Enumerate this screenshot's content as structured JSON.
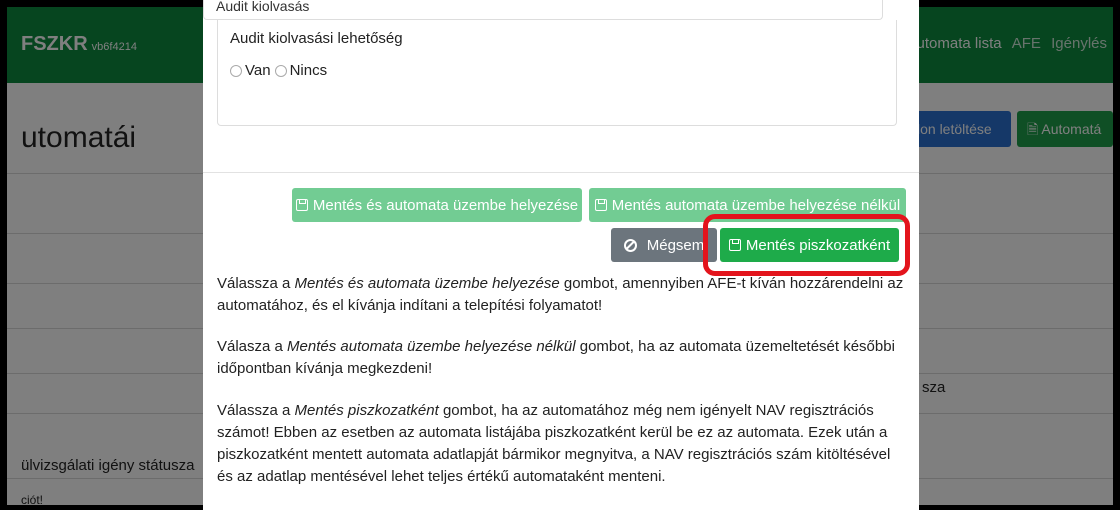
{
  "navbar": {
    "brand": "FSZKR",
    "version": "vb6f4214",
    "links": [
      "utomata lista",
      "AFE",
      "Igénylés"
    ]
  },
  "page": {
    "title": "utomatái",
    "btn_download": "lon letöltése",
    "btn_automata": "Automatá",
    "row_text_right": "sza",
    "row_text_left": "ülvizsgálati igény státusza",
    "row_text_bottom": "ciót!"
  },
  "modal": {
    "top_input_value": "Audit kiolvasás",
    "audit_label": "Audit kiolvasási lehetőség",
    "radio_options": [
      "Van",
      "Nincs"
    ],
    "buttons": {
      "save_and_deploy": "Mentés és automata üzembe helyezése",
      "save_without_deploy": "Mentés automata üzembe helyezése nélkül",
      "cancel": "Mégsem",
      "save_draft": "Mentés piszkozatként"
    },
    "help": {
      "p1_pre": "Válassza a ",
      "p1_em": "Mentés és automata üzembe helyezése",
      "p1_post": " gombot, amennyiben AFE-t kíván hozzárendelni az automatához, és el kívánja indítani a telepítési folyamatot!",
      "p2_pre": "Válasza a ",
      "p2_em": "Mentés automata üzembe helyezése nélkül",
      "p2_post": " gombot, ha az automata üzemeltetését későbbi időpontban kívánja megkezdeni!",
      "p3_pre": "Válassza a ",
      "p3_em": "Mentés piszkozatként",
      "p3_post": " gombot, ha az automatához még nem igényelt NAV regisztrációs számot! Ebben az esetben az automata listájába piszkozatként kerül be ez az automata. Ezek után a piszkozatként mentett automata adatlapját bármikor megnyitva, a NAV regisztrációs szám kitöltésével és az adatlap mentésével lehet teljes értékű automataként menteni."
    }
  },
  "colors": {
    "navbar": "#0c8a3f",
    "highlight": "#e3141c",
    "primary_green": "#1eab4a",
    "light_green": "#72cc93"
  }
}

━━━

**EXERCISE DETAILS:** Pictures in the records must not appear in the copy; transcribe everything else precisely.

**ANSWER IN FULL:**
Enumerate this screenshot's content as structured JSON.
{
  "navbar": {
    "brand": "FSZKR",
    "version": "vb6f4214",
    "links": [
      "utomata lista",
      "AFE",
      "Igénylés"
    ]
  },
  "page": {
    "title": "utomatái",
    "btn_download": "lon letöltése",
    "btn_automata": "Automatá",
    "row_text_right": "sza",
    "row_text_left": "ülvizsgálati igény státusza",
    "row_text_bottom": "ciót!"
  },
  "modal": {
    "top_input_value": "Audit kiolvasás",
    "audit_label": "Audit kiolvasási lehetőség",
    "radio_options": [
      "Van",
      "Nincs"
    ],
    "buttons": {
      "save_and_deploy": "Mentés és automata üzembe helyezése",
      "save_without_deploy": "Mentés automata üzembe helyezése nélkül",
      "cancel": "Mégsem",
      "save_draft": "Mentés piszkozatként"
    },
    "help": {
      "p1_pre": "Válassza a ",
      "p1_em": "Mentés és automata üzembe helyezése",
      "p1_post": " gombot, amennyiben AFE-t kíván hozzárendelni az automatához, és el kívánja indítani a telepítési folyamatot!",
      "p2_pre": "Válasza a ",
      "p2_em": "Mentés automata üzembe helyezése nélkül",
      "p2_post": " gombot, ha az automata üzemeltetését későbbi időpontban kívánja megkezdeni!",
      "p3_pre": "Válassza a ",
      "p3_em": "Mentés piszkozatként",
      "p3_post": " gombot, ha az automatához még nem igényelt NAV regisztrációs számot! Ebben az esetben az automata listájába piszkozatként kerül be ez az automata. Ezek után a piszkozatként mentett automata adatlapját bármikor megnyitva, a NAV regisztrációs szám kitöltésével és az adatlap mentésével lehet teljes értékű automataként menteni."
    }
  },
  "colors": {
    "navbar": "#0c8a3f",
    "highlight": "#e3141c",
    "primary_green": "#1eab4a",
    "light_green": "#72cc93"
  }
}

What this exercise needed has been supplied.